[START OF DATA EXCERPTS]

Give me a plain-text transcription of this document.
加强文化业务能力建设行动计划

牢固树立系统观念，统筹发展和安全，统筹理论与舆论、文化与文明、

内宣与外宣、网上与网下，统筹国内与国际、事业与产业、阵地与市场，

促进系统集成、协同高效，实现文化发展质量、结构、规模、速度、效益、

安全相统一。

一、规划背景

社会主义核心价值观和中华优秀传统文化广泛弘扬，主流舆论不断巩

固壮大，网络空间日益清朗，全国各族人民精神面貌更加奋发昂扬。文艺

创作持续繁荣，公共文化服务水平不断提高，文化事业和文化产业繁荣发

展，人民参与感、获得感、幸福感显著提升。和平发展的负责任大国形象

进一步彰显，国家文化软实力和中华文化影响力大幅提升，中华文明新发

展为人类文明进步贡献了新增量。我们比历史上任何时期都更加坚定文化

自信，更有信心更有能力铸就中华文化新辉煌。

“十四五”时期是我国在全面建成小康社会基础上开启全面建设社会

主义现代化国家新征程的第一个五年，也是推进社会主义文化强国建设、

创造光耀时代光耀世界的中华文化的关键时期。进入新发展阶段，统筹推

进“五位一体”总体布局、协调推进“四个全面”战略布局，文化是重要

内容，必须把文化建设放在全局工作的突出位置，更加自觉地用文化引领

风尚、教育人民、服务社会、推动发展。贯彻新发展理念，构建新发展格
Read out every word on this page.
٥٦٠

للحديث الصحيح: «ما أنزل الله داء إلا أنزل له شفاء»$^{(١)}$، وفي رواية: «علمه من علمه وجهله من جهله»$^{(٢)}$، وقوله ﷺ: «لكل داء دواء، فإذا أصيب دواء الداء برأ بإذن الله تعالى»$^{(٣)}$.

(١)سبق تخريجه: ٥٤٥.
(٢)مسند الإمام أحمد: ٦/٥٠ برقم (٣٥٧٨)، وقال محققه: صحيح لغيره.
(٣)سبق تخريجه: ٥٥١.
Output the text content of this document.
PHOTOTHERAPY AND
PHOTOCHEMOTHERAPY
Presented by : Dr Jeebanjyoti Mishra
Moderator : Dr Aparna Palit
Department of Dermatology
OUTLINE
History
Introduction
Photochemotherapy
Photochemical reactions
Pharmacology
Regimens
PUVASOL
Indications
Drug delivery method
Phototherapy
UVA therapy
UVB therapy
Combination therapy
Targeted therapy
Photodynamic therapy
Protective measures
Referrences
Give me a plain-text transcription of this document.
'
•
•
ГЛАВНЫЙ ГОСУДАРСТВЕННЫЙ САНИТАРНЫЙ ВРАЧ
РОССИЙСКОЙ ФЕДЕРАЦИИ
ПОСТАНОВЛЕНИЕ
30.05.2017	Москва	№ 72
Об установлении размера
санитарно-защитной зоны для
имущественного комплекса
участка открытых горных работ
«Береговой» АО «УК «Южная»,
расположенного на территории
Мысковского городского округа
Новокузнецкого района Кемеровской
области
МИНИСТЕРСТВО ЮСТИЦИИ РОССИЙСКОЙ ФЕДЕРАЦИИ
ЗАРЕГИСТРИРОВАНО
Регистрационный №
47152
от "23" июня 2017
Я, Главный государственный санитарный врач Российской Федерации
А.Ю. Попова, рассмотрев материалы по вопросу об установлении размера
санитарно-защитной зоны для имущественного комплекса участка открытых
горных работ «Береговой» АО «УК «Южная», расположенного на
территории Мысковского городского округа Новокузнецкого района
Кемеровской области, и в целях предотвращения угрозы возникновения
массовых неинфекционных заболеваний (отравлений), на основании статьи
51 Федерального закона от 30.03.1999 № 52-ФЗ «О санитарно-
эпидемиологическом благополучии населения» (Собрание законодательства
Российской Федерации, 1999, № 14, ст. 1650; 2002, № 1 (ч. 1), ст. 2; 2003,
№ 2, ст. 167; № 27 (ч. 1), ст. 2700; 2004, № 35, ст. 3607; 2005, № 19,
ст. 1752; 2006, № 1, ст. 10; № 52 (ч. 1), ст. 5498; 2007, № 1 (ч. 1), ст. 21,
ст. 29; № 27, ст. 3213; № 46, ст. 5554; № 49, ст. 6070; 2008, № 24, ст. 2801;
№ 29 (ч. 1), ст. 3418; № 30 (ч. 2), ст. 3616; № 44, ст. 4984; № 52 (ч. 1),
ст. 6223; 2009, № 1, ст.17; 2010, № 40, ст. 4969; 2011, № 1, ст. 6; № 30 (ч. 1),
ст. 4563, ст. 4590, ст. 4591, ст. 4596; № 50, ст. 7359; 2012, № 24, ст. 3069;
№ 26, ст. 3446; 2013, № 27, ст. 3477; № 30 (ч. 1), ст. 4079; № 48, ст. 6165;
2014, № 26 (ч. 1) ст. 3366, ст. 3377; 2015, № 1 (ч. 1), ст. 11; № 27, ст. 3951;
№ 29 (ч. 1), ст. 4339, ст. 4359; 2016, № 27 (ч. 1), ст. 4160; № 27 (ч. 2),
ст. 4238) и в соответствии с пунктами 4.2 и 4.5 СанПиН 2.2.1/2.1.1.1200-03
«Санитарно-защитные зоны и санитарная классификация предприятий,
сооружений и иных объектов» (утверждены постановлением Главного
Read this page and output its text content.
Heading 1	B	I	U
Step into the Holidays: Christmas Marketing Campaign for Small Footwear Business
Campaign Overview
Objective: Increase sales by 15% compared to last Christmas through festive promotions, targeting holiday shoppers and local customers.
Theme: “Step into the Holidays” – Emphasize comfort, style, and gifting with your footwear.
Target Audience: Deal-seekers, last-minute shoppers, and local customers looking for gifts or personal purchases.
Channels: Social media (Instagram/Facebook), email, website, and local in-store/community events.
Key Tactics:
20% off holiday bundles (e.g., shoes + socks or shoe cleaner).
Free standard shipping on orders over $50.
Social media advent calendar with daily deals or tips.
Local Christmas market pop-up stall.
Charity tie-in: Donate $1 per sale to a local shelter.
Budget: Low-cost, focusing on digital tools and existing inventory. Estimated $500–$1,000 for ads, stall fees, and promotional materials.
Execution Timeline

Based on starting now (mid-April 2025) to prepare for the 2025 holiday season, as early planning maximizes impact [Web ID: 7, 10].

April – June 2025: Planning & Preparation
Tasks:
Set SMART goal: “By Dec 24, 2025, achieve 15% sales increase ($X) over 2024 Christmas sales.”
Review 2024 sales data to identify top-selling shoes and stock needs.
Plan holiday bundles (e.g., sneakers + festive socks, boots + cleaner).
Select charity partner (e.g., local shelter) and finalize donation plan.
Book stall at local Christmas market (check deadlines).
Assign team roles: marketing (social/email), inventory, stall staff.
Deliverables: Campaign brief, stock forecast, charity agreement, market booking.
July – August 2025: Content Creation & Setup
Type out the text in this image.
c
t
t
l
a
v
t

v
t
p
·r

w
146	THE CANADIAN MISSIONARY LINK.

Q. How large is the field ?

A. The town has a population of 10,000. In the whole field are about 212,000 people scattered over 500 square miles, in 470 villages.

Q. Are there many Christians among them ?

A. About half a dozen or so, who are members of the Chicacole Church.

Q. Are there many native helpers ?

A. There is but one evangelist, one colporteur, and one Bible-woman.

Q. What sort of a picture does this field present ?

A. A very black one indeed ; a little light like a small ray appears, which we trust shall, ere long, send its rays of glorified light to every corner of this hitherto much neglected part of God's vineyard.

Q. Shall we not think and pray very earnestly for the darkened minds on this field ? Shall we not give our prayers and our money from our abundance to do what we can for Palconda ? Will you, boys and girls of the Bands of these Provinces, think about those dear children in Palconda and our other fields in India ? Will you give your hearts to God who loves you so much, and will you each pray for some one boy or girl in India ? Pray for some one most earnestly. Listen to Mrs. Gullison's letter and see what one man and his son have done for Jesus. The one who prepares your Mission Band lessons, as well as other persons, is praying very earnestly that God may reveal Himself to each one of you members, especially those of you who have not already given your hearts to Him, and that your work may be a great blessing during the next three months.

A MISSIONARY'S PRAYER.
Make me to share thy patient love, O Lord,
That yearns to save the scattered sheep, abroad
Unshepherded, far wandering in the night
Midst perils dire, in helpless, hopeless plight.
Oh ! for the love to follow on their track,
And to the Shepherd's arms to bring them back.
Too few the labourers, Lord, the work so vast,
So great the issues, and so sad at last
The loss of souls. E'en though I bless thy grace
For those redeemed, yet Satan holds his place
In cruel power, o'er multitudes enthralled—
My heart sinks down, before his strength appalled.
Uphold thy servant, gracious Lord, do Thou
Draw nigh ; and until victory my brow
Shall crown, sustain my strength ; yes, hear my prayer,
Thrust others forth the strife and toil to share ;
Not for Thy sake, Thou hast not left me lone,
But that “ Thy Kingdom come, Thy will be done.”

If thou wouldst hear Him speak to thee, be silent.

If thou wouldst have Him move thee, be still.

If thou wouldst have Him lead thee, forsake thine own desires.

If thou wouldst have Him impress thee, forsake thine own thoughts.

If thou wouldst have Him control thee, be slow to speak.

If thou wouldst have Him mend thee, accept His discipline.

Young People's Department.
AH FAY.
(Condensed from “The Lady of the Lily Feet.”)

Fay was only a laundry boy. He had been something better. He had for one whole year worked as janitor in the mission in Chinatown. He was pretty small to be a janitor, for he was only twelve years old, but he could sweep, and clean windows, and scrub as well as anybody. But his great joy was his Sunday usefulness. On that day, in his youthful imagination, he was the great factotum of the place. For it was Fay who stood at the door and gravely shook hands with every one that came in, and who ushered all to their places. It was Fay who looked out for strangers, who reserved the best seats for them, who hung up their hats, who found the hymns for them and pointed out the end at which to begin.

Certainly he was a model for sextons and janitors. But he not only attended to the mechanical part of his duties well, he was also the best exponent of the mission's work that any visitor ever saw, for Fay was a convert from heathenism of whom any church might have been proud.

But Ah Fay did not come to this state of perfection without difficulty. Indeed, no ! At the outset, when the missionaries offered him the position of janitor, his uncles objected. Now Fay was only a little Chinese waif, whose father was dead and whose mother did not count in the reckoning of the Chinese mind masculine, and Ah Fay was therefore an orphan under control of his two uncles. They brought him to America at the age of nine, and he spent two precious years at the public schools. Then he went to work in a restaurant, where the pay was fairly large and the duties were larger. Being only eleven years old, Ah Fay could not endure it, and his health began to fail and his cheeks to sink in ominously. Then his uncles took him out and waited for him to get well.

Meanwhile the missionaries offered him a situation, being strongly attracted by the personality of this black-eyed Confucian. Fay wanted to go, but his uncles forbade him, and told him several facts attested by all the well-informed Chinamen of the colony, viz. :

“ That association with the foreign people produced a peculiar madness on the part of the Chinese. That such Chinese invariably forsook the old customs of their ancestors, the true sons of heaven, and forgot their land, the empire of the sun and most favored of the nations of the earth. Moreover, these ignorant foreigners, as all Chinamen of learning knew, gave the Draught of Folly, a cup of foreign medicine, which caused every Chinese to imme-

[END OF DATA EXCERPTS]

WHAT IS NEEDED —
Gather all lines where the word "April" appears.

THE ANSWER —
Based on starting now (mid-April 2025) to prepare for the 2025 holiday season, as early planning maximizes impact [Web ID: 7, 10].
April – June 2025: Planning & Preparation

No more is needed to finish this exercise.